▸ **Goal**: Skip the images and return the records below exactly.

▸ **Records for this task**:
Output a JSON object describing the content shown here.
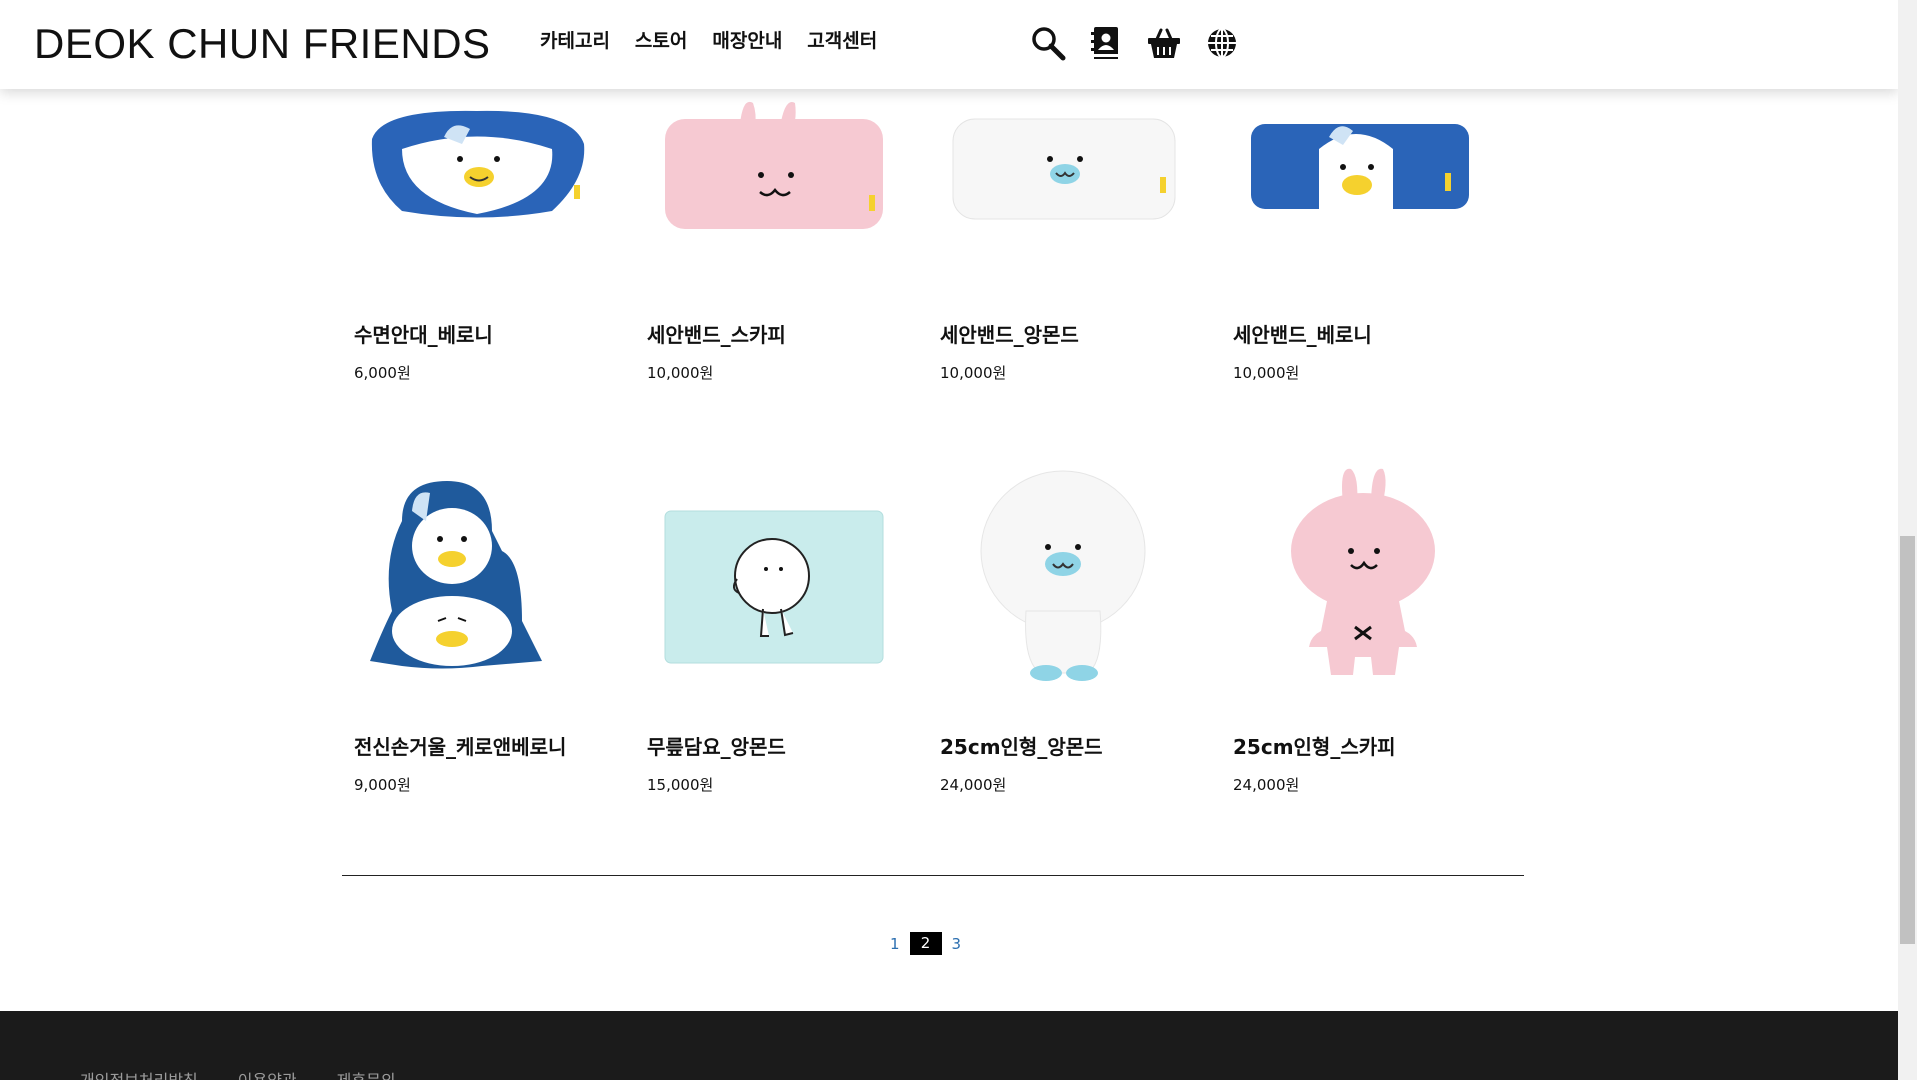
{
  "header": {
    "logo": "DEOK CHUN FRIENDS",
    "nav": [
      "카테고리",
      "스토어",
      "매장안내",
      "고객센터"
    ],
    "icons": [
      "search-icon",
      "contacts-icon",
      "basket-icon",
      "globe-icon"
    ]
  },
  "products": [
    {
      "name": "수면안대_베로니",
      "price": "6,000원"
    },
    {
      "name": "세안밴드_스카피",
      "price": "10,000원"
    },
    {
      "name": "세안밴드_앙몬드",
      "price": "10,000원"
    },
    {
      "name": "세안밴드_베로니",
      "price": "10,000원"
    },
    {
      "name": "전신손거울_케로앤베로니",
      "price": "9,000원"
    },
    {
      "name": "무릎담요_앙몬드",
      "price": "15,000원"
    },
    {
      "name": "25cm인형_앙몬드",
      "price": "24,000원"
    },
    {
      "name": "25cm인형_스카피",
      "price": "24,000원"
    }
  ],
  "pagination": {
    "pages": [
      "1",
      "2",
      "3"
    ],
    "current": "2"
  },
  "footer": {
    "links": [
      "개인정보처리방침",
      "이용약관",
      "제휴문의"
    ]
  },
  "colors": {
    "accent_blue": "#2c6fb0",
    "footer_bg": "#1b1b1b",
    "penguin_blue": "#2a64b8",
    "bunny_pink": "#f6c9d2",
    "blanket_mint": "#c9ecec"
  }
}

▸ **Task answer**:
Output a JSON object describing the content shown here.
{
  "header": {
    "logo": "DEOK CHUN FRIENDS",
    "nav": [
      "카테고리",
      "스토어",
      "매장안내",
      "고객센터"
    ],
    "icons": [
      "search-icon",
      "contacts-icon",
      "basket-icon",
      "globe-icon"
    ]
  },
  "products": [
    {
      "name": "수면안대_베로니",
      "price": "6,000원"
    },
    {
      "name": "세안밴드_스카피",
      "price": "10,000원"
    },
    {
      "name": "세안밴드_앙몬드",
      "price": "10,000원"
    },
    {
      "name": "세안밴드_베로니",
      "price": "10,000원"
    },
    {
      "name": "전신손거울_케로앤베로니",
      "price": "9,000원"
    },
    {
      "name": "무릎담요_앙몬드",
      "price": "15,000원"
    },
    {
      "name": "25cm인형_앙몬드",
      "price": "24,000원"
    },
    {
      "name": "25cm인형_스카피",
      "price": "24,000원"
    }
  ],
  "pagination": {
    "pages": [
      "1",
      "2",
      "3"
    ],
    "current": "2"
  },
  "footer": {
    "links": [
      "개인정보처리방침",
      "이용약관",
      "제휴문의"
    ]
  },
  "colors": {
    "accent_blue": "#2c6fb0",
    "footer_bg": "#1b1b1b",
    "penguin_blue": "#2a64b8",
    "bunny_pink": "#f6c9d2",
    "blanket_mint": "#c9ecec"
  }
}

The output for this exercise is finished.